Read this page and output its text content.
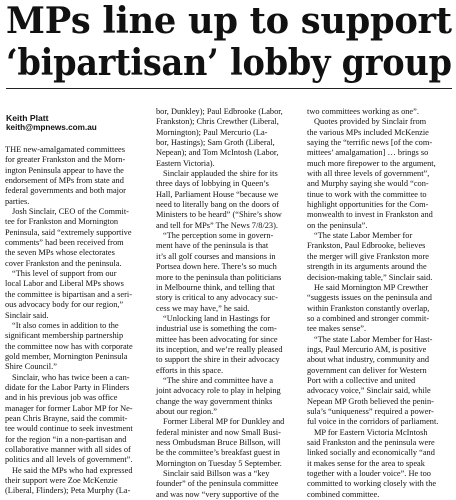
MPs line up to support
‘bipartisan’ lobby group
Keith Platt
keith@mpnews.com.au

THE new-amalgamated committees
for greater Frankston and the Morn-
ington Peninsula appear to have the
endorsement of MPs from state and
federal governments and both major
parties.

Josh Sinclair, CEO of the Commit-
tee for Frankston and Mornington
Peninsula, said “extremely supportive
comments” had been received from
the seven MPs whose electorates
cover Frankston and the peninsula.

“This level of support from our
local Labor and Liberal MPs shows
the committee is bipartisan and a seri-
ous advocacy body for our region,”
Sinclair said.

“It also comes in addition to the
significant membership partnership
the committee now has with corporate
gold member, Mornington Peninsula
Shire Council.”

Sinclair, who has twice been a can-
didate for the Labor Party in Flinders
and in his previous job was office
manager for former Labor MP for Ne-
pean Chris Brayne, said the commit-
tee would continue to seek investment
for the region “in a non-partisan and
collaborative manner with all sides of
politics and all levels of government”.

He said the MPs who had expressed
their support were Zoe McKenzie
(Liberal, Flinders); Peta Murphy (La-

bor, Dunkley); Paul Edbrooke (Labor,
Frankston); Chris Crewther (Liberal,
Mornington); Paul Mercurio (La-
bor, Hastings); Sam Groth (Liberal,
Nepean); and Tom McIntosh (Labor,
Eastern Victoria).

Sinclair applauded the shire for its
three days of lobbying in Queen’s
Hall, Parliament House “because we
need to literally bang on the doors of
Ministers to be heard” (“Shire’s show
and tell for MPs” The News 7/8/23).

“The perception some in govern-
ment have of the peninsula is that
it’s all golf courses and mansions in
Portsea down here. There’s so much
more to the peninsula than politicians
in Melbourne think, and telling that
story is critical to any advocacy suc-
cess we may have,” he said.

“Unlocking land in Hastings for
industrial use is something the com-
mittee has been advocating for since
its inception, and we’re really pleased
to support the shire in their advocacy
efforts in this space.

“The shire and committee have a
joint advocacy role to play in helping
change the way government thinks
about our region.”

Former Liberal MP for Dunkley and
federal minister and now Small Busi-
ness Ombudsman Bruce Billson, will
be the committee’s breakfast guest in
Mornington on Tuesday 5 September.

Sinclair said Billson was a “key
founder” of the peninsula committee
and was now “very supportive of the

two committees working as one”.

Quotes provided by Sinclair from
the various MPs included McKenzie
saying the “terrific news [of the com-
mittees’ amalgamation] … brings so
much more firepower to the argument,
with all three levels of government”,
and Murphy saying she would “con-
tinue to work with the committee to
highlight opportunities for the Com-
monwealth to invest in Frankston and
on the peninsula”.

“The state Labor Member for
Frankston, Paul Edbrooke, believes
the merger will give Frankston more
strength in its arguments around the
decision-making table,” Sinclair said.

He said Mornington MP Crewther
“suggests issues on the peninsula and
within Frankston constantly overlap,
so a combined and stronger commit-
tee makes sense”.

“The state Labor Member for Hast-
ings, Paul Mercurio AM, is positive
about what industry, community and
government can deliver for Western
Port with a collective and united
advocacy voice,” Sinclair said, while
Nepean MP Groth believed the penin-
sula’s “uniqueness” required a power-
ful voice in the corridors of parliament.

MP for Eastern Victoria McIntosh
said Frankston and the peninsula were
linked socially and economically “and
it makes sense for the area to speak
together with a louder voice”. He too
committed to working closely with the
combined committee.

• • • • • • •

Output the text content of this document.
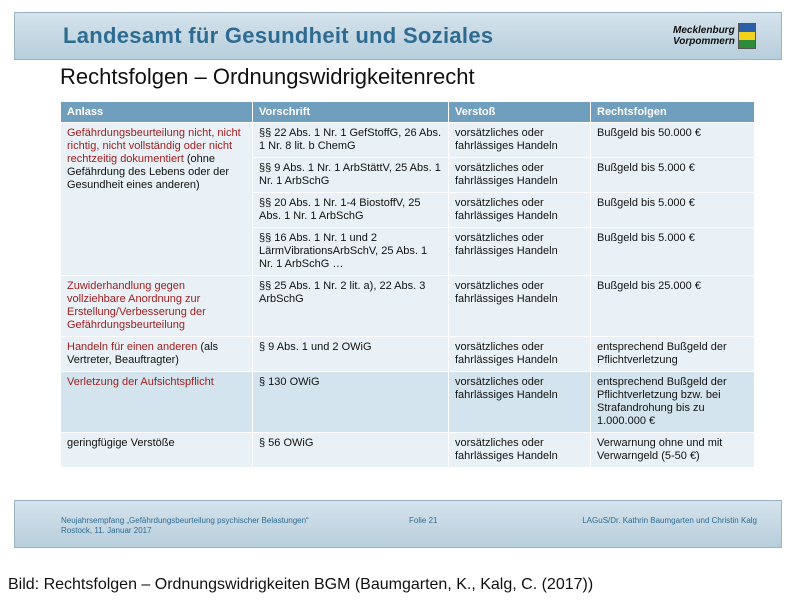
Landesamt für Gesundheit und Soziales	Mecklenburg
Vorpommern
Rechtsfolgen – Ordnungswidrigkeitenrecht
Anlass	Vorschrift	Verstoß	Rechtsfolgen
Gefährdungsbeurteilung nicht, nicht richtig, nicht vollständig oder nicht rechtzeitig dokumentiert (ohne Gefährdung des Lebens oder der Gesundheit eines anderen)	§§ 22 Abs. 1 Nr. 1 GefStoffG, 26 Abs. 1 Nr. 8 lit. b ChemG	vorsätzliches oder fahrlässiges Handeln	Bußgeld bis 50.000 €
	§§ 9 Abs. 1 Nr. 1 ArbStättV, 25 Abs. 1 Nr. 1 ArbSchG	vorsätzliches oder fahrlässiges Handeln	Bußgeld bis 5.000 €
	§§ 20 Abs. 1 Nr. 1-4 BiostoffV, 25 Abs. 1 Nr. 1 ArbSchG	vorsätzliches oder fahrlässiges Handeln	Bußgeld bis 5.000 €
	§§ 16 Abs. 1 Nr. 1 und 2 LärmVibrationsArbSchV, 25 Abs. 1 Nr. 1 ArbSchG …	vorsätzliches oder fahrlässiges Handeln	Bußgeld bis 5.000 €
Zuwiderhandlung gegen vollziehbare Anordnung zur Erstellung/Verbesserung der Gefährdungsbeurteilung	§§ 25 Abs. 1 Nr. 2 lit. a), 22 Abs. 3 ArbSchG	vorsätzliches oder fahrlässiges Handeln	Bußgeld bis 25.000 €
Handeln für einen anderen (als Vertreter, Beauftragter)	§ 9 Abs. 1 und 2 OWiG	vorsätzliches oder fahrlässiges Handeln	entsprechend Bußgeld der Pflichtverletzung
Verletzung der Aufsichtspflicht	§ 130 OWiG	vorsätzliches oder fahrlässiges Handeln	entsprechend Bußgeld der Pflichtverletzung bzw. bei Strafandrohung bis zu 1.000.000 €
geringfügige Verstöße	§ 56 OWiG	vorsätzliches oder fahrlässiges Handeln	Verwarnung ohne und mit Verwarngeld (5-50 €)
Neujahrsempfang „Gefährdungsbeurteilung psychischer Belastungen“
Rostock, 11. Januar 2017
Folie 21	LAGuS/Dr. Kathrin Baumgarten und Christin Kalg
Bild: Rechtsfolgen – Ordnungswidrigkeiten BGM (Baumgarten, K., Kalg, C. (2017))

• • • • • • •

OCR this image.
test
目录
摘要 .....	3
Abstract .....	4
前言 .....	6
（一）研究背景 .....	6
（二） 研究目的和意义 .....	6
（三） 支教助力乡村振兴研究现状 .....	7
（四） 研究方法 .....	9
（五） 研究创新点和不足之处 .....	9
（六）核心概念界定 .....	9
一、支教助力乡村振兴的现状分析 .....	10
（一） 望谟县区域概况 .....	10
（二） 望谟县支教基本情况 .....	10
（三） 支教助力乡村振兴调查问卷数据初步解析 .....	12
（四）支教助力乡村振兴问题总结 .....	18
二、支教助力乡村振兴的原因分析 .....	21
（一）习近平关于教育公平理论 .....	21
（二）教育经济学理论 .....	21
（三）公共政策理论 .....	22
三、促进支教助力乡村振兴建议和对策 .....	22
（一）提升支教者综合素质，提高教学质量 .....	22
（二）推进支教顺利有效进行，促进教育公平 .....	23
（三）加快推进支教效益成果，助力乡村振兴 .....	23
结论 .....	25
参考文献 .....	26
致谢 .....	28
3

• • • • • • •

• [Your objective]
Copy out the lines that hold "Billson".

• [Result]
ness Ombudsman Bruce Billson, will
Sinclair said Billson was a “key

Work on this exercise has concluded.